- **What you need to do**
The records below are to be copied word for word, with every picture left out.

[Stored items from a collection]
-- START --
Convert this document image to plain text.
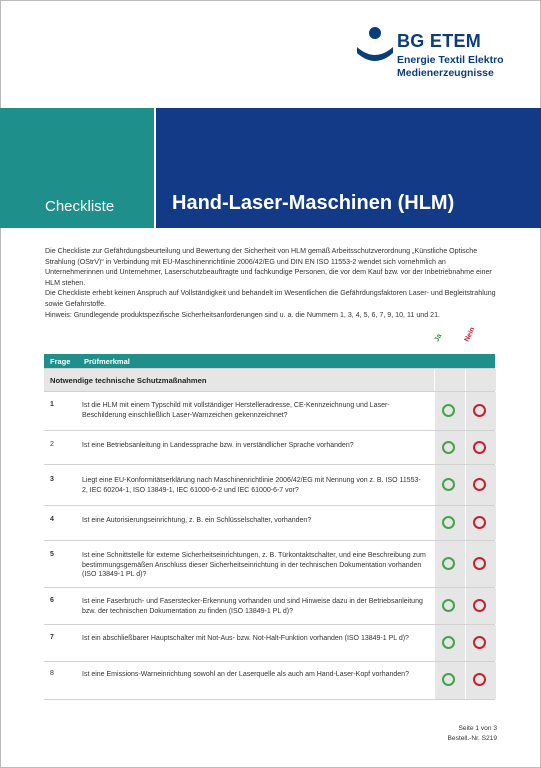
BG ETEM
Energie Textil Elektro
Medienerzeugnisse
Checkliste	Hand-Laser-Maschinen (HLM)

Die Checkliste zur Gefährdungsbeurteilung und Bewertung der Sicherheit von HLM gemäß Arbeitsschutzverordnung „Künstliche Optische Strahlung (OStrV)“ in Verbindung mit EU-Maschinenrichtlinie 2006/42/EG und DIN EN ISO 11553-2 wendet sich vornehmlich an Unternehmerinnen und Unternehmer, Laserschutzbeauftragte und fachkundige Personen, die vor dem Kauf bzw. vor der Inbetriebnahme einer HLM stehen.

Die Checkliste erhebt keinen Anspruch auf Vollständigkeit und behandelt im Wesentlichen die Gefährdungsfaktoren Laser- und Begleitstrahlung sowie Gefahrstoffe.

Hinweis: Grundlegende produktspezifische Sicherheitsanforderungen sind u. a. die Nummern 1, 3, 4, 5, 6, 7, 9, 10, 11 und 21.

Ja	Nein
Frage Prüfmerkmal
Notwendige technische Schutzmaßnahmen
1	Ist die HLM mit einem Typschild mit vollständiger Herstelleradresse, CE-Kennzeichnung und Laser-Beschilderung einschließlich Laser-Warnzeichen gekennzeichnet?
2	Ist eine Betriebsanleitung in Landessprache bzw. in verständlicher Sprache vorhanden?
3	Liegt eine EU-Konformitätserklärung nach Maschinenrichtlinie 2006/42/EG mit Nennung von z. B. ISO 11553-2, IEC 60204-1, ISO 13849-1, IEC 61000-6-2 und IEC 61000-6-7 vor?
4	Ist eine Autorisierungseinrichtung, z. B. ein Schlüsselschalter, vorhanden?
5	Ist eine Schnittstelle für externe Sicherheitseinrichtungen, z. B. Türkontaktschalter, und eine Beschreibung zum bestimmungsgemäßen Anschluss dieser Sicherheitseinrichtung in der technischen Dokumentation vorhanden (ISO 13849-1 PL d)?
6	Ist eine Faserbruch- und Faserstecker-Erkennung vorhanden und sind Hinweise dazu in der Betriebsanleitung bzw. der technischen Dokumentation zu finden (ISO 13849-1 PL d)?
7	Ist ein abschließbarer Hauptschalter mit Not-Aus- bzw. Not-Halt-Funktion vorhanden (ISO 13849-1 PL d)?
8	Ist eine Emissions-Warneinrichtung sowohl an der Laserquelle als auch am Hand-Laser-Kopf vorhanden?
Seite 1 von 3
Bestell.-Nr. S219
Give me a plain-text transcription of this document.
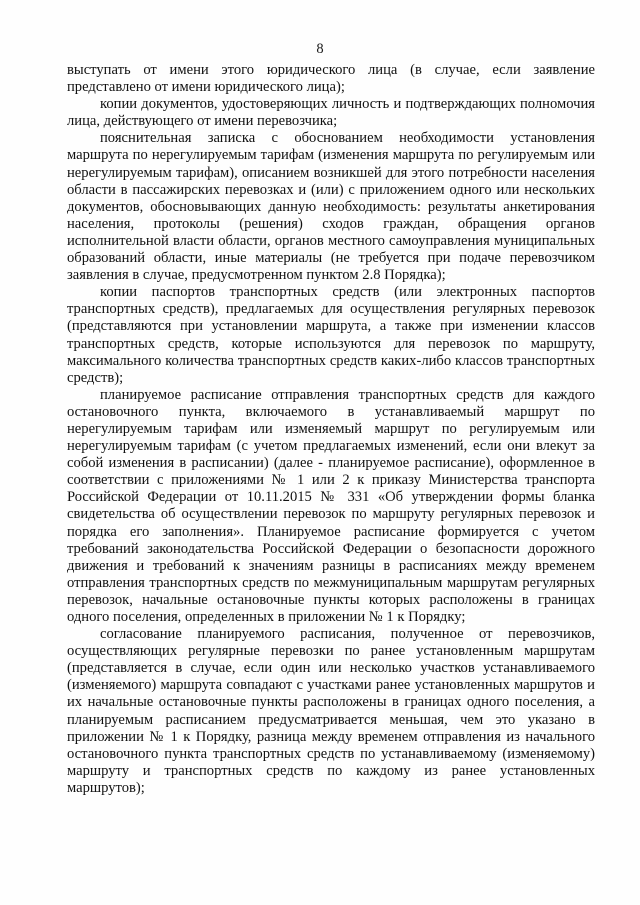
8

выступать от имени этого юридического лица (в случае, если заявление представлено от имени юридического лица);

копии документов, удостоверяющих личность и подтверждающих полномочия лица, действующего от имени перевозчика;

пояснительная записка с обоснованием необходимости установления маршрута по нерегулируемым тарифам (изменения маршрута по регулируемым или нерегулируемым тарифам), описанием возникшей для этого потребности населения области в пассажирских перевозках и (или) с приложением одного или нескольких документов, обосновывающих данную необходимость: результаты анкетирования населения, протоколы (решения) сходов граждан, обращения органов исполнительной власти области, органов местного самоуправления муниципальных образований области, иные материалы (не требуется при подаче перевозчиком заявления в случае, предусмотренном пунктом 2.8 Порядка);

копии паспортов транспортных средств (или электронных паспортов транспортных средств), предлагаемых для осуществления регулярных перевозок (представляются при установлении маршрута, а также при изменении классов транспортных средств, которые используются для перевозок по маршруту, максимального количества транспортных средств каких-либо классов транспортных средств);

планируемое расписание отправления транспортных средств для каждого остановочного пункта, включаемого в устанавливаемый маршрут по нерегулируемым тарифам или изменяемый маршрут по регулируемым или нерегулируемым тарифам (с учетом предлагаемых изменений, если они влекут за собой изменения в расписании) (далее - планируемое расписание), оформленное в соответствии с приложениями № 1 или 2 к приказу Министерства транспорта Российской Федерации от 10.11.2015 № 331 «Об утверждении формы бланка свидетельства об осуществлении перевозок по маршруту регулярных перевозок и порядка его заполнения». Планируемое расписание формируется с учетом требований законодательства Российской Федерации о безопасности дорожного движения и требований к значениям разницы в расписаниях между временем отправления транспортных средств по межмуниципальным маршрутам регулярных перевозок, начальные остановочные пункты которых расположены в границах одного поселения, определенных в приложении № 1 к Порядку;

согласование планируемого расписания, полученное от перевозчиков, осуществляющих регулярные перевозки по ранее установленным маршрутам (представляется в случае, если один или несколько участков устанавливаемого (изменяемого) маршрута совпадают с участками ранее установленных маршрутов и их начальные остановочные пункты расположены в границах одного поселения, а планируемым расписанием предусматривается меньшая, чем это указано в приложении № 1 к Порядку, разница между временем отправления из начального остановочного пункта транспортных средств по устанавливаемому (изменяемому) маршруту и транспортных средств по каждому из ранее установленных маршрутов);
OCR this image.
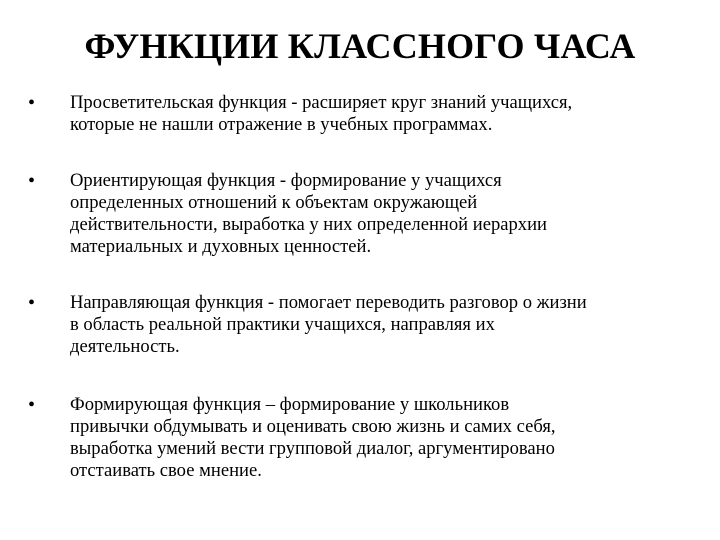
ФУНКЦИИ КЛАССНОГО ЧАСА
•	Просветительская функция - расширяет круг знаний учащихся,
которые не нашли отражение в учебных программах.
•	Ориентирующая функция - формирование у учащихся
определенных отношений к объектам окружающей
действительности, выработка у них определенной иерархии
материальных и духовных ценностей.
•	Направляющая функция - помогает переводить разговор о жизни
в область реальной практики учащихся, направляя их
деятельность.
•	Формирующая функция – формирование у школьников
привычки обдумывать и оценивать свою жизнь и самих себя,
выработка умений вести групповой диалог, аргументировано
отстаивать свое мнение.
-- END --
- **Completed exercise**
Convert this document image to plain text.
BG ETEM
Energie Textil Elektro
Medienerzeugnisse
Checkliste	Hand-Laser-Maschinen (HLM)

Die Checkliste zur Gefährdungsbeurteilung und Bewertung der Sicherheit von HLM gemäß Arbeitsschutzverordnung „Künstliche Optische Strahlung (OStrV)“ in Verbindung mit EU-Maschinenrichtlinie 2006/42/EG und DIN EN ISO 11553-2 wendet sich vornehmlich an Unternehmerinnen und Unternehmer, Laserschutzbeauftragte und fachkundige Personen, die vor dem Kauf bzw. vor der Inbetriebnahme einer HLM stehen.

Die Checkliste erhebt keinen Anspruch auf Vollständigkeit und behandelt im Wesentlichen die Gefährdungsfaktoren Laser- und Begleitstrahlung sowie Gefahrstoffe.

Hinweis: Grundlegende produktspezifische Sicherheitsanforderungen sind u. a. die Nummern 1, 3, 4, 5, 6, 7, 9, 10, 11 und 21.

Ja	Nein
Frage Prüfmerkmal
Notwendige technische Schutzmaßnahmen
1	Ist die HLM mit einem Typschild mit vollständiger Herstelleradresse, CE-Kennzeichnung und Laser-Beschilderung einschließlich Laser-Warnzeichen gekennzeichnet?
2	Ist eine Betriebsanleitung in Landessprache bzw. in verständlicher Sprache vorhanden?
3	Liegt eine EU-Konformitätserklärung nach Maschinenrichtlinie 2006/42/EG mit Nennung von z. B. ISO 11553-2, IEC 60204-1, ISO 13849-1, IEC 61000-6-2 und IEC 61000-6-7 vor?
4	Ist eine Autorisierungseinrichtung, z. B. ein Schlüsselschalter, vorhanden?
5	Ist eine Schnittstelle für externe Sicherheitseinrichtungen, z. B. Türkontaktschalter, und eine Beschreibung zum bestimmungsgemäßen Anschluss dieser Sicherheitseinrichtung in der technischen Dokumentation vorhanden (ISO 13849-1 PL d)?
6	Ist eine Faserbruch- und Faserstecker-Erkennung vorhanden und sind Hinweise dazu in der Betriebsanleitung bzw. der technischen Dokumentation zu finden (ISO 13849-1 PL d)?
7	Ist ein abschließbarer Hauptschalter mit Not-Aus- bzw. Not-Halt-Funktion vorhanden (ISO 13849-1 PL d)?
8	Ist eine Emissions-Warneinrichtung sowohl an der Laserquelle als auch am Hand-Laser-Kopf vorhanden?
Seite 1 von 3
Bestell.-Nr. S219
Give me a plain-text transcription of this document.
8

выступать от имени этого юридического лица (в случае, если заявление представлено от имени юридического лица);

копии документов, удостоверяющих личность и подтверждающих полномочия лица, действующего от имени перевозчика;

пояснительная записка с обоснованием необходимости установления маршрута по нерегулируемым тарифам (изменения маршрута по регулируемым или нерегулируемым тарифам), описанием возникшей для этого потребности населения области в пассажирских перевозках и (или) с приложением одного или нескольких документов, обосновывающих данную необходимость: результаты анкетирования населения, протоколы (решения) сходов граждан, обращения органов исполнительной власти области, органов местного самоуправления муниципальных образований области, иные материалы (не требуется при подаче перевозчиком заявления в случае, предусмотренном пунктом 2.8 Порядка);

копии паспортов транспортных средств (или электронных паспортов транспортных средств), предлагаемых для осуществления регулярных перевозок (представляются при установлении маршрута, а также при изменении классов транспортных средств, которые используются для перевозок по маршруту, максимального количества транспортных средств каких-либо классов транспортных средств);

планируемое расписание отправления транспортных средств для каждого остановочного пункта, включаемого в устанавливаемый маршрут по нерегулируемым тарифам или изменяемый маршрут по регулируемым или нерегулируемым тарифам (с учетом предлагаемых изменений, если они влекут за собой изменения в расписании) (далее - планируемое расписание), оформленное в соответствии с приложениями № 1 или 2 к приказу Министерства транспорта Российской Федерации от 10.11.2015 № 331 «Об утверждении формы бланка свидетельства об осуществлении перевозок по маршруту регулярных перевозок и порядка его заполнения». Планируемое расписание формируется с учетом требований законодательства Российской Федерации о безопасности дорожного движения и требований к значениям разницы в расписаниях между временем отправления транспортных средств по межмуниципальным маршрутам регулярных перевозок, начальные остановочные пункты которых расположены в границах одного поселения, определенных в приложении № 1 к Порядку;

согласование планируемого расписания, полученное от перевозчиков, осуществляющих регулярные перевозки по ранее установленным маршрутам (представляется в случае, если один или несколько участков устанавливаемого (изменяемого) маршрута совпадают с участками ранее установленных маршрутов и их начальные остановочные пункты расположены в границах одного поселения, а планируемым расписанием предусматривается меньшая, чем это указано в приложении № 1 к Порядку, разница между временем отправления из начального остановочного пункта транспортных средств по устанавливаемому (изменяемому) маршруту и транспортных средств по каждому из ранее установленных маршрутов);
OCR this image.
ФУНКЦИИ КЛАССНОГО ЧАСА
•	Просветительская функция - расширяет круг знаний учащихся,
которые не нашли отражение в учебных программах.
•	Ориентирующая функция - формирование у учащихся
определенных отношений к объектам окружающей
действительности, выработка у них определенной иерархии
материальных и духовных ценностей.
•	Направляющая функция - помогает переводить разговор о жизни
в область реальной практики учащихся, направляя их
деятельность.
•	Формирующая функция – формирование у школьников
привычки обдумывать и оценивать свою жизнь и самих себя,
выработка умений вести групповой диалог, аргументировано
отстаивать свое мнение.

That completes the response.